### PROBLEM TO WORK ON
Carry on the forum thread about full-text search indexes below, picking up after its last post.

### DOCUMENT SEGMENT

Full -text search indexes go! May 11, 2006 9:29 PM   Subscribe

So I finally got around to researching full-text search indexes for the database server today. I whipped up some indexes (that are updated hourly) and ran some tests: searches using the indexes were 5-10x faster than the old way. So I brought back tag and post search for logged in users on the search page.

Consider this a test for the next few days, as I would like to bring search back in all sorts of ways (searching a user's posts, favorites, etc), and hopefully this doesn't kill the database server like it has in the past.
posted by mathowie (staff) to Feature Requests at 9:29 PM (35 comments total)

Can you explain what's being searched?

Is it just FPPs and just the words in the post (ie, not the poster, not the title, not individual posts in the thread)...?
posted by dobbs at 9:44 PM on May 11, 2006

Some minor polish things:

In the search results, it says "There 57 results" instead of "There are 57 results".
If you actually do have 57 results, the 2nd page says it has results 50-100 instead of 50-57.
The no results page needs a period at the end of the sentence.
If you type in punctuation like "+++" into the search box, it spits out an unhandled error. Not that anyone would do something like that.
posted by smackfu at 9:46 PM on May 11, 2006

posts are being searched. So the title, url, url description, and text content of a post. No comments are searched.

The tag search just searches for a term with a wildcard on the end. So tag search for goog to see all the google tags.

smackfu, the results page isn't refined (there's no search box to do new searches) so the text copy will be messy until I make a major revision. Pay no attention to the grammar there.

Mostly now I'm just checking to make sure the search actually works and doesn't cripple the server. The favorites page has been acting up today, but it's unrelated to the search page being up.
posted by mathowie (staff) at 9:51 PM on May 11, 2006

I think it would head off a lot of confusion if you added a little explanatory text to the search page as to what exactly each box is for and the limitations of each (such as google/yahoo not always being fresh and/or the search posts not searching comments.)
posted by Rhomboid at 9:52 PM on May 11, 2006

Thanks for the clarification. Any way to add that it also searches the poster's name? I often remember a word or two from the post and the posters name so searching for "matteo director" or "crunchland flash game" or something like that would be useful. I know I can click on his username and scan thru but with the prolific posters it's a big pain.
posted by dobbs at 9:55 PM on May 11, 2006

[Macromedia][SQLServer JDBC Driver][SQLServer]Syntax error occurred near 'health""'. Expected ''' in search condition ' ""mental health"" '.

When searching for "mental health"
posted by bigmusic at 10:06 PM on May 11, 2006

Matt, does SQL Server's fulltext indexing have the same weird tic as MySQL, where you can't search for anything shorter than four letters long without recompiling?* That always annoys me when I search for a three-letter acronym on a forum that uses MySQL.

*Obviously, you can't recompile SQL Server.

### SUPPLIED DATA

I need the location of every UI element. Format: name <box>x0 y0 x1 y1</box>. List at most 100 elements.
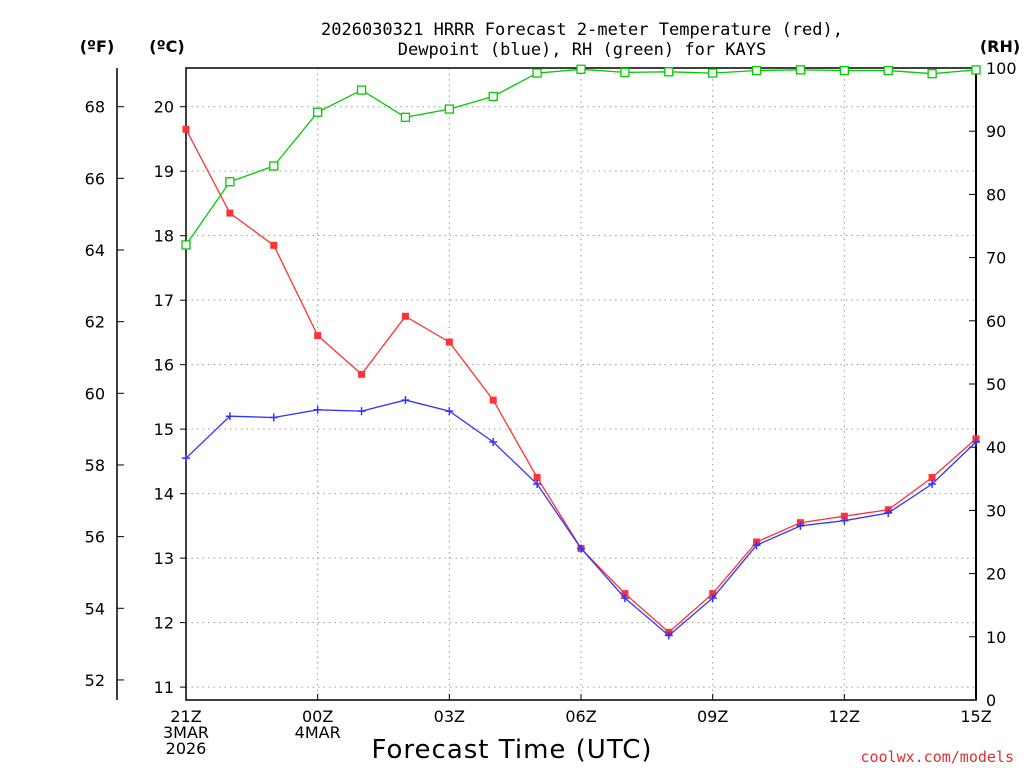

### RESULT
posted by evariste at 10:45 PM on May 11, 2006

Search for "CIA": works. Search for "PS": your search must be at least three letters long.

Answered my question.
posted by evariste at 10:46 PM on May 11, 2006

Well that sucks. The only word I remember from the post I'm thinking of is "ZQ"

posted by Ryvar at 10:52 PM on May 11, 2006

I can't easily index a poster's name so yeah, I would have to expand search to being user-specific in a different context (like on their user page).
posted by mathowie (staff) at 11:07 PM on May 11, 2006

For the love of criminy, indices.

Thanks, Matt.
posted by Eideteker at 11:17 PM on May 11, 2006

posted by mathowie (staff) at 11:27 PM on May 11, 2006

Only tangentially related, but it amused me: Don't give in to feature demands!
posted by stavrosthewonderchicken at 11:34 PM on May 11, 2006

Some minor polish things:

This made me wonder why we were worrying about internationalization...
posted by blacklite at 1:04 AM on May 12, 2006

outstanding - thanks matt.
posted by Marquis at 3:33 AM on May 12, 2006

I did a search using the term "sql" and it returned 22 results, but only one of the posts actually had that term in it.
posted by SteveInMaine at 3:35 AM on May 12, 2006

at last
posted by caddis at 4:56 AM on May 12, 2006

I'd kiss you, but I've just been eating spiced mayonnaise. Forgive me.
posted by NinjaTadpole at 6:03 AM on May 12, 2006

posted by killdevil at 6:20 AM on May 12, 2006

9-11 returns nothing (tags page says it's used 81 times), but 911 has 29 hits.
posted by jessamyn (staff) at 6:27 AM on May 12, 2006

Perhaps the query failure message could be made a little more graceful. Right now it returns this deeply scary CF error:

posted by killdevil at 6:30 AM on May 12, 2006

You're a pretty good site admin, hombre.
posted by Mean Mr. Bucket at 6:39 AM on May 12, 2006

9-11 returns nothing (tags page says it's used 81 times), but 911 has 29 hits.
Jessamyn, whren I tried 9-11, I had 417 hits. Either Matt fixed it, or you are crazy.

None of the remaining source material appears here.